WHAT TO PRODUCE = Gather from the material every line that contains the string "TypeScript".

>> START RECORDS PROVIDED

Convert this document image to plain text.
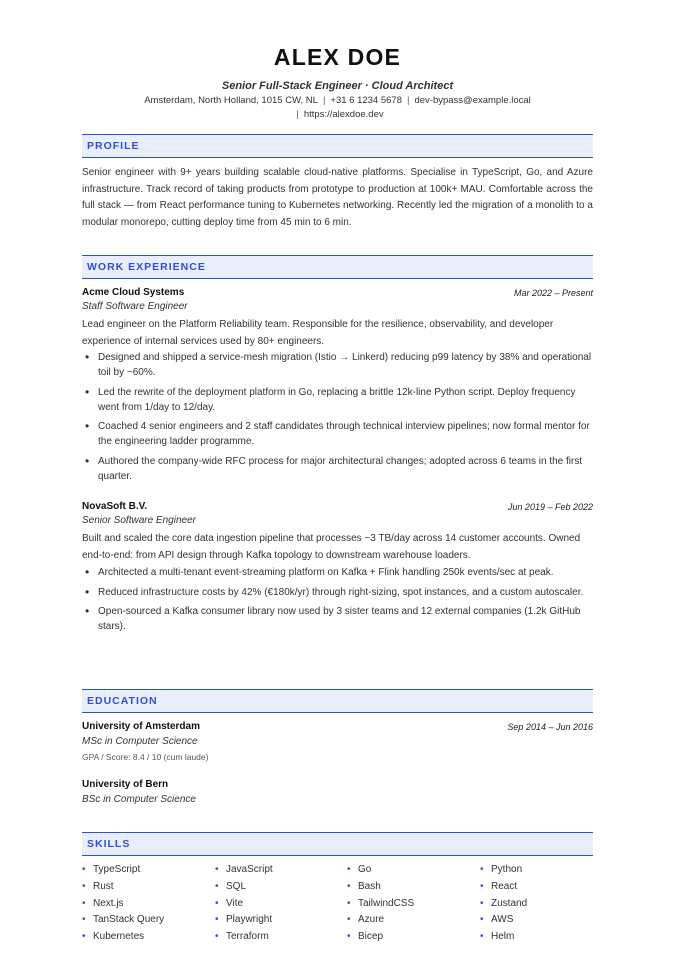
ALEX DOE
Senior Full-Stack Engineer · Cloud Architect
Amsterdam, North Holland, 1015 CW, NL | +31 6 1234 5678 | dev-bypass@example.local
| https://alexdoe.dev
PROFILE
Senior engineer with 9+ years building scalable cloud-native platforms. Specialise in TypeScript, Go, and Azure infrastructure. Track record of taking products from prototype to production at 100k+ MAU. Comfortable across the full stack — from React performance tuning to Kubernetes networking. Recently led the migration of a monolith to a modular monorepo, cutting deploy time from 45 min to 6 min.
WORK EXPERIENCE
Acme Cloud Systems	Mar 2022 – Present
Staff Software Engineer
Lead engineer on the Platform Reliability team. Responsible for the resilience, observability, and developer experience of internal services used by 80+ engineers.
• Designed and shipped a service-mesh migration (Istio → Linkerd) reducing p99 latency by 38% and operational toil by ~60%.
• Led the rewrite of the deployment platform in Go, replacing a brittle 12k-line Python script. Deploy frequency went from 1/day to 12/day.
• Coached 4 senior engineers and 2 staff candidates through technical interview pipelines; now formal mentor for the engineering ladder programme.
• Authored the company-wide RFC process for major architectural changes; adopted across 6 teams in the first quarter.
NovaSoft B.V.	Jun 2019 – Feb 2022
Senior Software Engineer
Built and scaled the core data ingestion pipeline that processes ~3 TB/day across 14 customer accounts. Owned end-to-end: from API design through Kafka topology to downstream warehouse loaders.
• Architected a multi-tenant event-streaming platform on Kafka + Flink handling 250k events/sec at peak.
• Reduced infrastructure costs by 42% (€180k/yr) through right-sizing, spot instances, and a custom autoscaler.
• Open-sourced a Kafka consumer library now used by 3 sister teams and 12 external companies (1.2k GitHub stars).
EDUCATION
University of Amsterdam	Sep 2014 – Jun 2016
MSc in Computer Science
GPA / Score: 8.4 / 10 (cum laude)
University of Bern
BSc in Computer Science
SKILLS
• TypeScript
• Rust
• Next.js
• TanStack Query
• Kubernetes
• JavaScript
• SQL
• Vite
• Playwright
• Terraform
• Go
• Bash
• TailwindCSS
• Azure
• Bicep
• Python
• React
• Zustand
• AWS
• Helm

>> END RECORDS PROVIDED

FINAL RESULT =
Senior engineer with 9+ years building scalable cloud-native platforms. Specialise in TypeScript, Go, and Azure infrastructure. Track record of taking products from prototype to production at 100k+ MAU. Comfortable across the full stack — from React performance tuning to Kubernetes networking. Recently led the migration of a monolith to a modular monorepo, cutting deploy time from 45 min to 6 min.
• TypeScript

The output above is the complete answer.